*Texto fornecido*
● ● ●

Essa permissão toda fundamentada na narrativa bíblica, segundo a qual os povos pagãos (entre esses os africanos) são descendentes de Cã, filho de Noé, que por ter visto a nudez do pai teve todos os seus descendentes condenados à escravidão por outros povos. Em troca dessa justificação através da bula papal ROMANUS PONTIFLEX, a Igreja Católica passou a receber 1/3 de todos os lucros obtidos do tráfico de escravos negros africanos. Estima-se que durante a colonização portuguesa desembarcaram no Brasil cerca de 6 a 8 milhões de negros africanos. 

Após a abolição, jogado à própria sorte, sem condição de acesso à propriedade da terra, sem direito à escolarização, sem o amparo de nenhuma legislação ou política pública que lhe garantisse a inclusão no processo produtivo; o negro foi, e é até hoje, obrigado a disputar sua sobrevivência material e cultural, numa sociedade em que os critérios de seleção profissional, cultural, político e étnico garantem sua condição de mais oprimido, explorado e subalternizado.

“os problemas de raça e classe se imbricam nesse processo de competição do Negro pois o interesse das classes dominantes é vê-lo marginalizado para baixar os salários dos trabalhadores no seu conjunto” (Moura, Clóvis. Dialética Racial do Brasil Negro . São Paulo: Editora Anita, 2004, pág. 200)

Sendo a democracia, o acesso de todos a toda a produção material e cultural sociedade, a propalada “democracia racial” brasileira se constitui num mito. O fato dos negros constituírem a maioria da população, torna isso mais flagrante e grave.

De acordo com os dados do Censo do IBGE de 2010, os negros são 96,7 milhões de brasileiros, o que equivale a 50,7% da população. Ainda segundo o mesmo censo, brancos ganham o dobro que negros. Essa realidade ainda é mais acentuada na região Sudeste, onde os rendimentos recebidos pelos brancos correspondem ao dobro dos pagos aos negros. A menor diferença é observada na região Sul, onde a população branca ganha 70% mais que a negra. Enquanto para toda a população a taxa de analfabetismo é de 9,6% para os brancos essa taxa cai para 5,9%. Já entre pardos e negros a taxa sobe para 13% e 14,4%, respectivamente. O censo de 2010 mostra que os brancos também dominam o ensino superior no país. Na faixa etária entre 15 e 24 anos, 31,1% da população branca frequentava a universidade. Em relação aos pardos e negros são de 13,4% e 12,8%respectivamente. Isso demonstra que mesmo com a adoção e implementação de ações afirmativas que compõem as políticas públicas adotadas pelo governo federal nos últimos 10 anos, o país ainda está muito longe de constituir-se numa efetiva democracia racial, pois o problema é estrutural e demanda uma ruptura com o sistema econômico.

● ● ●

*Dados registrados*
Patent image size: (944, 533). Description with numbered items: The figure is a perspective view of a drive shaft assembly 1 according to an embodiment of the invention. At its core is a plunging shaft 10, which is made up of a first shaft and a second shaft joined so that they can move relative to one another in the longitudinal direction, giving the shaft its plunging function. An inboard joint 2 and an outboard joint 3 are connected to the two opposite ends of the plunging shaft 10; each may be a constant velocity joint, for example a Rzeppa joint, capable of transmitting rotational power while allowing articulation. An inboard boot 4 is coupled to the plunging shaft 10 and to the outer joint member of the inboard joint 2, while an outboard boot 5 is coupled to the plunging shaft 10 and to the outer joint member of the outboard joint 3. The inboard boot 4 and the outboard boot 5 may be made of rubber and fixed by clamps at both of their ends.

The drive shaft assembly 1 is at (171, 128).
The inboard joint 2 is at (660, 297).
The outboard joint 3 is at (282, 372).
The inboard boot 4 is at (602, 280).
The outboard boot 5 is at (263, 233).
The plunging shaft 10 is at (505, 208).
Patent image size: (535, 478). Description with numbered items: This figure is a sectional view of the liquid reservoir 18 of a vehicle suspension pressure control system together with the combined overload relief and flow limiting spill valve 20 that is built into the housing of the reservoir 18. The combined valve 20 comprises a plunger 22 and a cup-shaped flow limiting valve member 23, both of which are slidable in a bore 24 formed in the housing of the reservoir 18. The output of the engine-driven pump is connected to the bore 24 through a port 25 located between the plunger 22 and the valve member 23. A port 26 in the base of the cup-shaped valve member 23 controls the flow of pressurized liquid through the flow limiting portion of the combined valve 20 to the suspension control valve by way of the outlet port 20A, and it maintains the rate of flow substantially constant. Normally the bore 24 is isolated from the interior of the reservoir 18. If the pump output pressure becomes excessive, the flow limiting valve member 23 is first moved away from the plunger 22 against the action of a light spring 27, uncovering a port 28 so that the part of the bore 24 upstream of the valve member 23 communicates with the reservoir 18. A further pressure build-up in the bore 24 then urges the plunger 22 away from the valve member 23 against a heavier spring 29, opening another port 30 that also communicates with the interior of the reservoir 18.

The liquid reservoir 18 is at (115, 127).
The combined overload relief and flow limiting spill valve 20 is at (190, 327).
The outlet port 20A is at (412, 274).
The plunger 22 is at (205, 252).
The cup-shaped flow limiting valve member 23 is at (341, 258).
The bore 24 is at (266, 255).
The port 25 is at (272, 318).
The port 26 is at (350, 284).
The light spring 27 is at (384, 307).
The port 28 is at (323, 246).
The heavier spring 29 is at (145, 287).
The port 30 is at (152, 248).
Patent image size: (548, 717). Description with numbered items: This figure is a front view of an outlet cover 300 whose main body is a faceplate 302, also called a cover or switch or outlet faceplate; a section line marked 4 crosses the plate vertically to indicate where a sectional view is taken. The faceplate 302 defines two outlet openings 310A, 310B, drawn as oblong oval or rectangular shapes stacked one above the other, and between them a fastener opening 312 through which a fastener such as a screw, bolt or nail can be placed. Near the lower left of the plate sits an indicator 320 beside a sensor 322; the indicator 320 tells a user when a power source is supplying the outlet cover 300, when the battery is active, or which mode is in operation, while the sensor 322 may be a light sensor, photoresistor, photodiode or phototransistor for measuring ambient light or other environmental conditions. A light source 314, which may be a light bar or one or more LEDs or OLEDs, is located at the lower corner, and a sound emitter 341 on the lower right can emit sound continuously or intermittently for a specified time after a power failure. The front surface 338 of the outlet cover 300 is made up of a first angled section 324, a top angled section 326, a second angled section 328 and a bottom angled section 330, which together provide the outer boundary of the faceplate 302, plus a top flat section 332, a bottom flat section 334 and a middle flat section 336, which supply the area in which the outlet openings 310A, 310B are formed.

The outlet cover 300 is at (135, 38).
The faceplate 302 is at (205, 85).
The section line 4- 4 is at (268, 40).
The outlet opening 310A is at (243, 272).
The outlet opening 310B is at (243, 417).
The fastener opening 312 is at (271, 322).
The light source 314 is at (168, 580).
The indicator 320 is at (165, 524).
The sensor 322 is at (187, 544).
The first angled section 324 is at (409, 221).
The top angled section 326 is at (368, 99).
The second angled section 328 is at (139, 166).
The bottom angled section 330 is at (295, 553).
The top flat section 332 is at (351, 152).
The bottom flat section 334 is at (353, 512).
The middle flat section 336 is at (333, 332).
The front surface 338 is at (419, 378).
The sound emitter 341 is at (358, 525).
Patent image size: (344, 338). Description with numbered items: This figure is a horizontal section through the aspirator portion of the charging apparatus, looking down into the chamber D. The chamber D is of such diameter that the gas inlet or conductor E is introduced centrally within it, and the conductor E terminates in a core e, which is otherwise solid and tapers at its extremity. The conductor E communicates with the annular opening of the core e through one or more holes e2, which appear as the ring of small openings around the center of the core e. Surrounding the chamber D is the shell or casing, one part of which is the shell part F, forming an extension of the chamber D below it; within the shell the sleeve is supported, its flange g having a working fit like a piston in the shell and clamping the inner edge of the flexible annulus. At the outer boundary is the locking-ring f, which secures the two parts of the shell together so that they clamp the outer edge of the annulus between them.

● ● ●

*Complete a seguir*
(A) Reescreva os registros do início até a linha que contém "The plunging shaft 10 is at (505, 208).", com as duas pontas incluídas, trocando "perspective view" por "isometric view". Mantenha todo o resto igual.
(B) Retome o texto sobre a desigualdade racial no Brasil e continue a partir do ponto em que ele termina.

*Lista de respostas*
(A)
Patent image size: (944, 533). Description with numbered items: The figure is a isometric view of a drive shaft assembly 1 according to an embodiment of the invention. At its core is a plunging shaft 10, which is made up of a first shaft and a second shaft joined so that they can move relative to one another in the longitudinal direction, giving the shaft its plunging function. An inboard joint 2 and an outboard joint 3 are connected to the two opposite ends of the plunging shaft 10; each may be a constant velocity joint, for example a Rzeppa joint, capable of transmitting rotational power while allowing articulation. An inboard boot 4 is coupled to the plunging shaft 10 and to the outer joint member of the inboard joint 2, while an outboard boot 5 is coupled to the plunging shaft 10 and to the outer joint member of the outboard joint 3. The inboard boot 4 and the outboard boot 5 may be made of rubber and fixed by clamps at both of their ends.

The drive shaft assembly 1 is at (171, 128).
The inboard joint 2 is at (660, 297).
The outboard joint 3 is at (282, 372).
The inboard boot 4 is at (602, 280).
The outboard boot 5 is at (263, 233).
The plunging shaft 10 is at (505, 208).

(B)
O RACISMO É CRIME!
O racismo é tipificado pela Constituição Federal como crime inafiançável e imprescritível. Qualquer vítima de racismo pode e deve procurar uma delegacia de polícia para a formulação e registro de queixa contra o autor.

A Lei nº 7.716 de 5 de janeiro de 1989 que define os crimes resultantes de preconceito de raça ou de cor, regulamentando o que dispões a Constituição Federal:

Art. 1º - Serão punidos na forma desta Lei os crimes de discriminação ou preconceito de raça, cor, etnia, religião ou procedência nacional.

Art. 3º - Impedir ou obstar acesso de alguém devidamente habilitado a qualquer cargo da Administração Direta ou Indireta bem como das concessionárias de serviços públicos. Pena: reclusão de 2 a 5 anos.

Art. 20 – Praticar, induzir ou incitar a discriminação ou o preconceito de raça, cor, etnia, religião ou procedência nacional. Pena: reclusão de 1 a 3 anos e multa.

§ 1º - Fabricar, comercializar, distribuir ou veicular símbolos, emblemas, ornamentos, distintivos ou propaganda que utilizem a cruz suástica ou gamada, para fins de divulgação do nazismo. Pena: reclusão de 2 a 5 anos e multa.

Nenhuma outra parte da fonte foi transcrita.